# START OF EXERCISE INPUT

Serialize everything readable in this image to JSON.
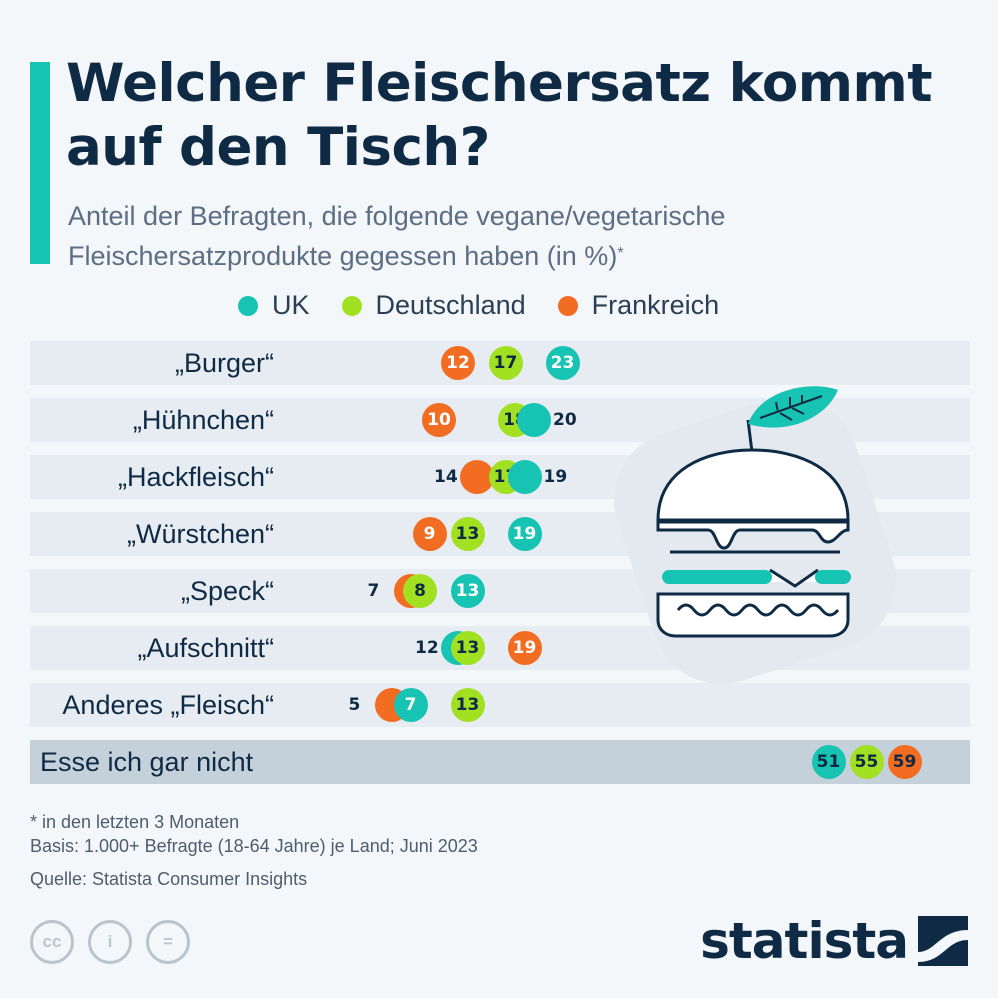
{
  "title": "Welcher Fleischersatz kommt auf den Tisch?",
  "subtitle": "Anteil der Befragten, die folgende vegane/vegetarische Fleischersatzprodukte gegessen haben (in %)",
  "subtitle_mark": "*",
  "colors": {
    "accent": "#17c3b2",
    "uk": "#17c3b2",
    "de": "#a2e022",
    "fr": "#f26c22",
    "text": "#0f2a44"
  },
  "legend": [
    {
      "name": "UK",
      "color": "#17c3b2"
    },
    {
      "name": "Deutschland",
      "color": "#a2e022"
    },
    {
      "name": "Frankreich",
      "color": "#f26c22"
    }
  ],
  "chart_data": {
    "type": "scatter",
    "categories": [
      "„Burger“",
      "„Hühnchen“",
      "„Hackfleisch“",
      "„Würstchen“",
      "„Speck“",
      "„Aufschnitt“",
      "Anderes „Fleisch“",
      "Esse ich gar nicht"
    ],
    "series": [
      {
        "name": "UK",
        "values": [
          23,
          20,
          19,
          19,
          13,
          12,
          7,
          51
        ]
      },
      {
        "name": "Deutschland",
        "values": [
          17,
          18,
          17,
          13,
          8,
          13,
          13,
          55
        ]
      },
      {
        "name": "Frankreich",
        "values": [
          12,
          10,
          14,
          9,
          7,
          19,
          5,
          59
        ]
      }
    ],
    "xlim": [
      0,
      60
    ]
  },
  "footnotes": {
    "note": "* in den letzten 3 Monaten",
    "basis": "Basis: 1.000+ Befragte (18-64 Jahre) je Land; Juni 2023",
    "source": "Quelle: Statista Consumer Insights"
  },
  "license_icons": [
    "cc",
    "i",
    "="
  ],
  "logo": "statista"
}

# END OF EXERCISE INPUT

WORK REQUIRED → From the listing above, print every entry precisely and drop the pictures.

COMPLETE RESPONSE →
Serialize everything readable in this image to JSON.
{
  "title": "Welcher Fleischersatz kommt auf den Tisch?",
  "subtitle": "Anteil der Befragten, die folgende vegane/vegetarische Fleischersatzprodukte gegessen haben (in %)",
  "subtitle_mark": "*",
  "colors": {
    "accent": "#17c3b2",
    "uk": "#17c3b2",
    "de": "#a2e022",
    "fr": "#f26c22",
    "text": "#0f2a44"
  },
  "legend": [
    {
      "name": "UK",
      "color": "#17c3b2"
    },
    {
      "name": "Deutschland",
      "color": "#a2e022"
    },
    {
      "name": "Frankreich",
      "color": "#f26c22"
    }
  ],
  "chart_data": {
    "type": "scatter",
    "categories": [
      "„Burger“",
      "„Hühnchen“",
      "„Hackfleisch“",
      "„Würstchen“",
      "„Speck“",
      "„Aufschnitt“",
      "Anderes „Fleisch“",
      "Esse ich gar nicht"
    ],
    "series": [
      {
        "name": "UK",
        "values": [
          23,
          20,
          19,
          19,
          13,
          12,
          7,
          51
        ]
      },
      {
        "name": "Deutschland",
        "values": [
          17,
          18,
          17,
          13,
          8,
          13,
          13,
          55
        ]
      },
      {
        "name": "Frankreich",
        "values": [
          12,
          10,
          14,
          9,
          7,
          19,
          5,
          59
        ]
      }
    ],
    "xlim": [
      0,
      60
    ]
  },
  "footnotes": {
    "note": "* in den letzten 3 Monaten",
    "basis": "Basis: 1.000+ Befragte (18-64 Jahre) je Land; Juni 2023",
    "source": "Quelle: Statista Consumer Insights"
  },
  "license_icons": [
    "cc",
    "i",
    "="
  ],
  "logo": "statista"
}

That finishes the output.